• Aim: Tell how many lines carry the word "disorder"; the reply is the number and nothing else.

--- begin Material for this exercise ---

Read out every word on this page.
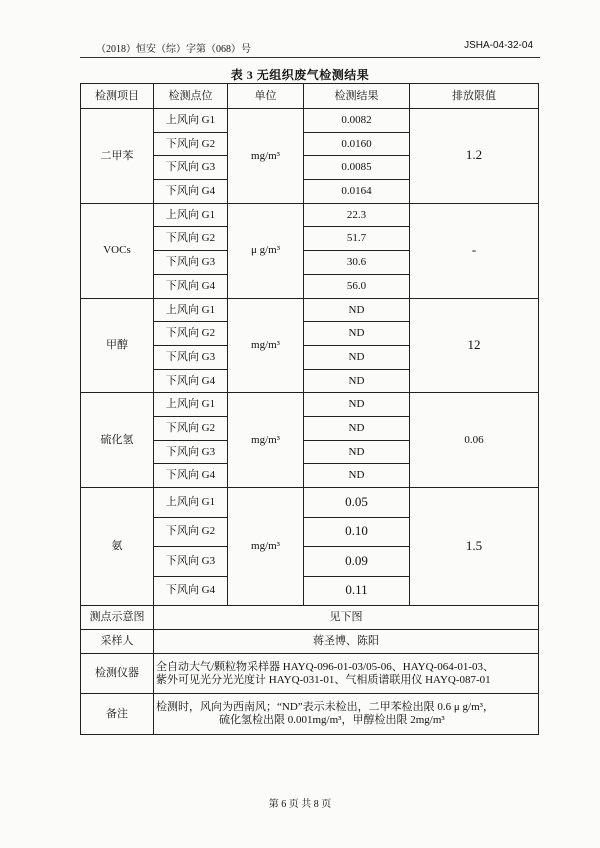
（2018）恒安（综）字第（068）号	JSHA-04-32-04
表 3 无组织废气检测结果
检测项目	检测点位	单位	检测结果	排放限值
二甲苯	上风向 G1	mg/m³	0.0082	1.2
	下风向 G2		0.0160	
	下风向 G3		0.0085	
	下风向 G4		0.0164	
VOCs	上风向 G1	μ g/m³	22.3	-
	下风向 G2		51.7	
	下风向 G3		30.6	
	下风向 G4		56.0	
甲醇	上风向 G1	mg/m³	ND	12
	下风向 G2		ND	
	下风向 G3		ND	
	下风向 G4		ND	
硫化氢	上风向 G1	mg/m³	ND	0.06
	下风向 G2		ND	
	下风向 G3		ND	
	下风向 G4		ND	
氨	上风向 G1	mg/m³	0.05	1.5
	下风向 G2		0.10	
	下风向 G3		0.09	
	下风向 G4		0.11	
测点示意图	见下图			
采样人	蒋圣博、陈阳			
检测仪器	全自动大气/颗粒物采样器 HAYQ-096-01-03/05-06、HAYQ-064-01-03、
紫外可见光分光光度计 HAYQ-031-01、气相质谱联用仪 HAYQ-087-01			

备注	检测时，风向为西南风；“ND”表示未检出，二甲苯检出限 0.6 μ g/m³，
硫化氢检出限 0.001mg/m³，甲醇检出限 2mg/m³			
第 6 页 共 8 页
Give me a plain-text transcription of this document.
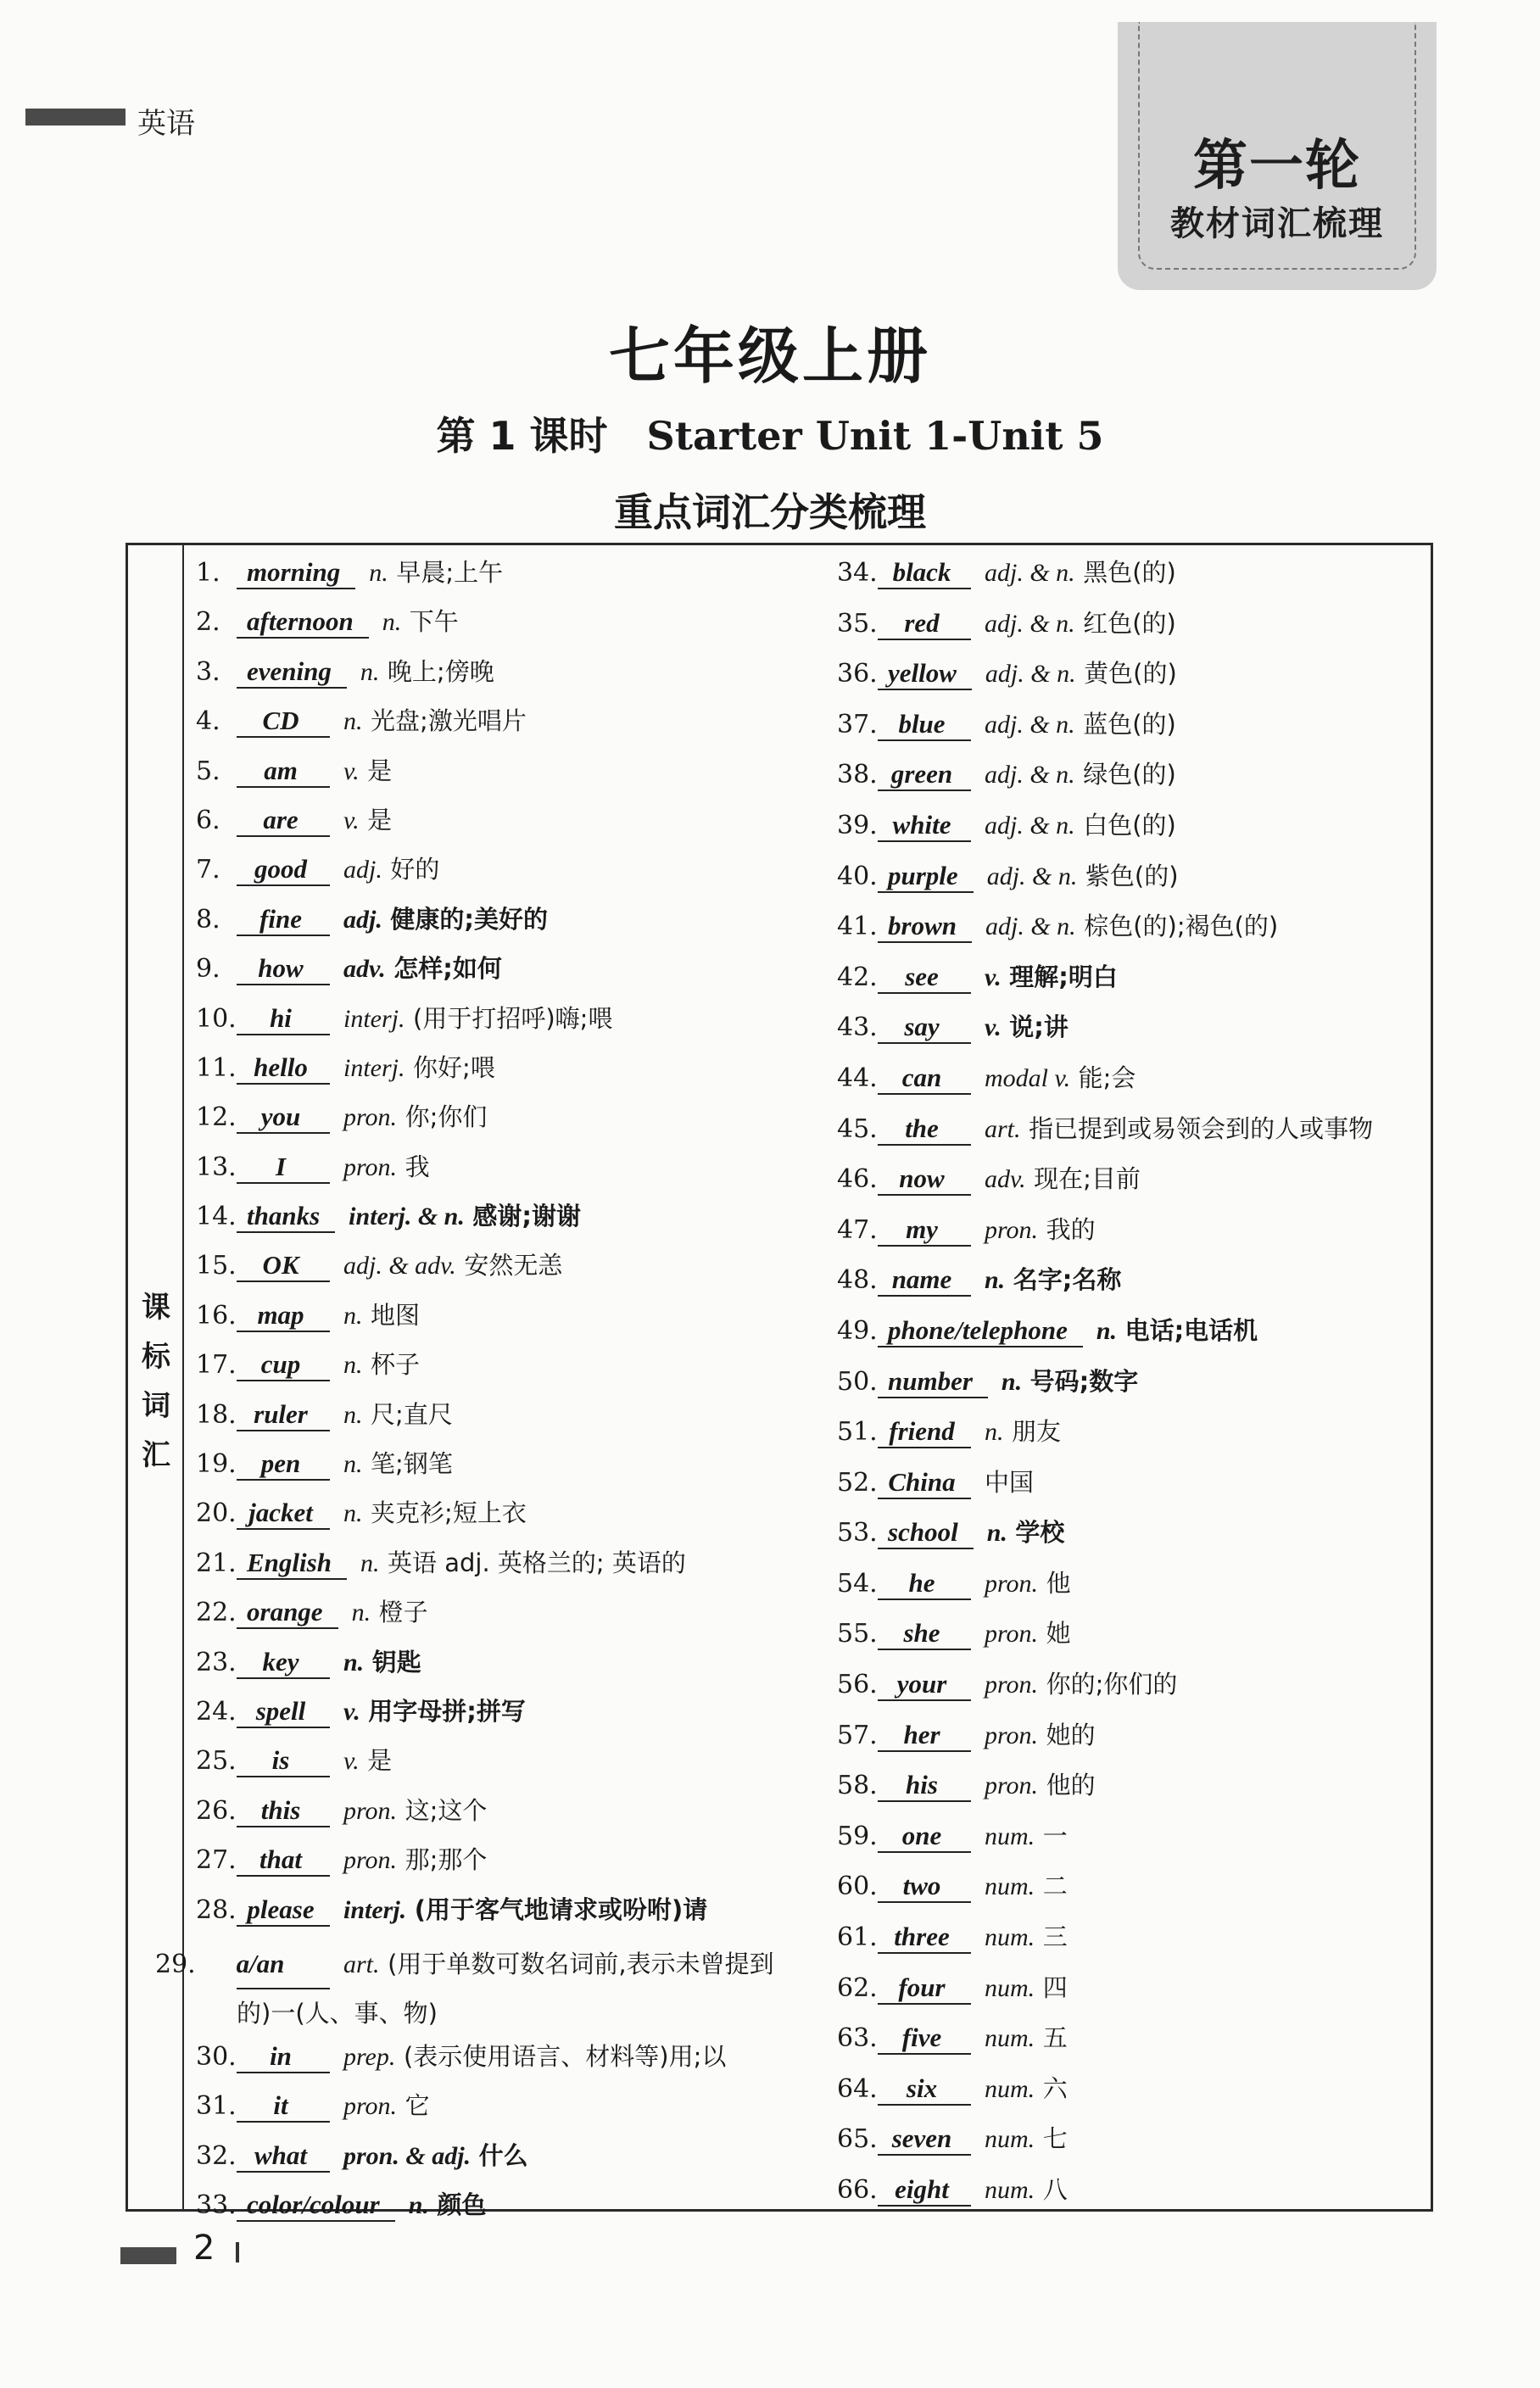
英语
第一轮
教材词汇梳理
七年级上册
第 1 课时 Starter Unit 1-Unit 5
重点词汇分类梳理
课
标
词
汇
1. morning n. 早晨;上午
2. afternoon n. 下午
3. evening n. 晚上;傍晚
4. CD n. 光盘;激光唱片
5. am v. 是
6. are v. 是
7. good adj. 好的
8. fine adj. 健康的;美好的
9. how adv. 怎样;如何
10. hi interj. (用于打招呼)嗨;喂
11. hello interj. 你好;喂
12. you pron. 你;你们
13. I pron. 我
14. thanks interj. & n. 感谢;谢谢
15. OK adj. & adv. 安然无恙
16. map n. 地图
17. cup n. 杯子
18. ruler n. 尺;直尺
19. pen n. 笔;钢笔
20. jacket n. 夹克衫;短上衣
21. English n. 英语 adj. 英格兰的; 英语的
22. orange n. 橙子
23. key n. 钥匙
24. spell v. 用字母拼;拼写
25. is v. 是
26. this pron. 这;这个
27. that pron. 那;那个
28. please interj. (用于客气地请求或吩咐)请
29. a/an art. (用于单数可数名词前,表示未曾提到的)一(人、事、物)
30. in prep. (表示使用语言、材料等)用;以
31. it pron. 它
32. what pron. & adj. 什么
33. color/colour n. 颜色
34. black adj. & n. 黑色(的)
35. red adj. & n. 红色(的)
36. yellow adj. & n. 黄色(的)
37. blue adj. & n. 蓝色(的)
38. green adj. & n. 绿色(的)
39. white adj. & n. 白色(的)
40. purple adj. & n. 紫色(的)
41. brown adj. & n. 棕色(的);褐色(的)
42. see v. 理解;明白
43. say v. 说;讲
44. can modal v. 能;会
45. the art. 指已提到或易领会到的人或事物
46. now adv. 现在;目前
47. my pron. 我的
48. name n. 名字;名称
49. phone/telephone n. 电话;电话机
50. number n. 号码;数字
51. friend n. 朋友
52. China 中国
53. school n. 学校
54. he pron. 他
55. she pron. 她
56. your pron. 你的;你们的
57. her pron. 她的
58. his pron. 他的
59. one num. 一
60. two num. 二
61. three num. 三
62. four num. 四
63. five num. 五
64. six num. 六
65. seven num. 七
66. eight num. 八
2
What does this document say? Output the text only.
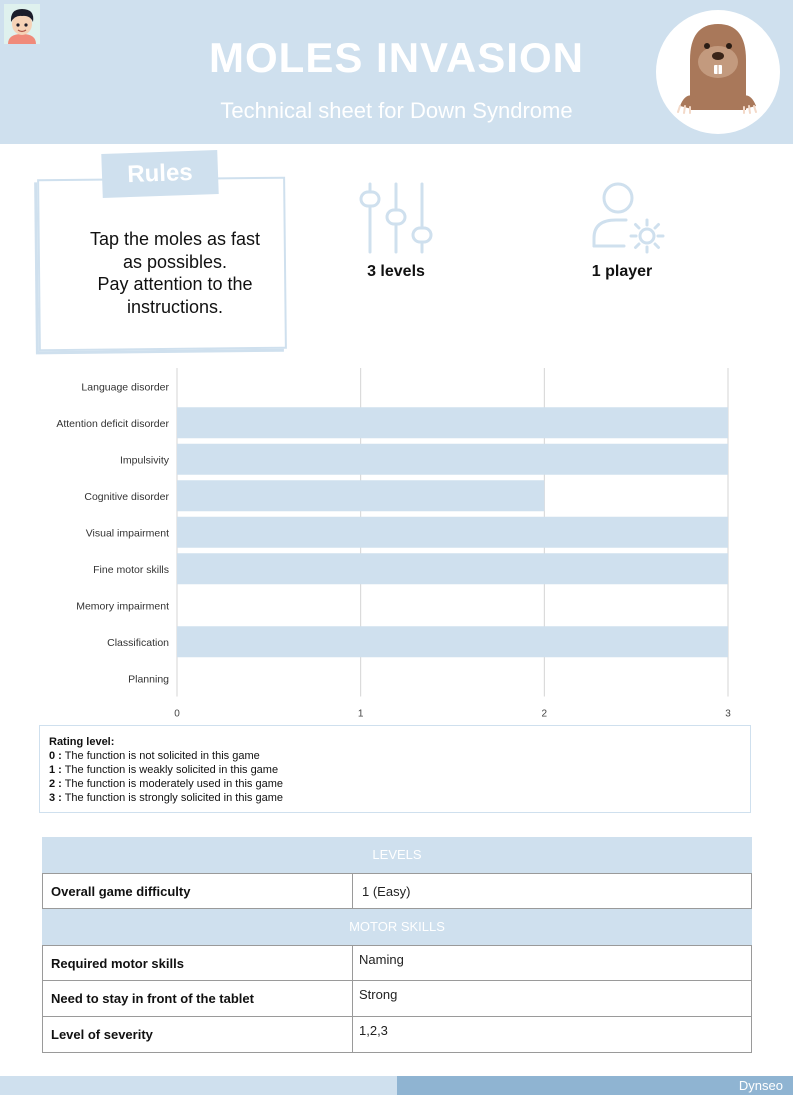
MOLES INVASION
Technical sheet for Down Syndrome
Rules
Tap the moles as fast
as possibles.
Pay attention to the
instructions.
3 levels	1 player
0	1	2	3
Language disorder
Attention deficit disorder
Impulsivity
Cognitive disorder
Visual impairment
Fine motor skills
Memory impairment
Classification
Planning
Rating level:
0 : The function is not solicited in this game
1 : The function is weakly solicited in this game
2 : The function is moderately used in this game
3 : The function is strongly solicited in this game
LEVELS
Overall game difficulty	1 (Easy)
MOTOR SKILLS
Required motor skills	Naming
Need to stay in front of the tablet	Strong
Level of severity	1,2,3
Dynseo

--- end Material for this exercise ---

• Result below: 3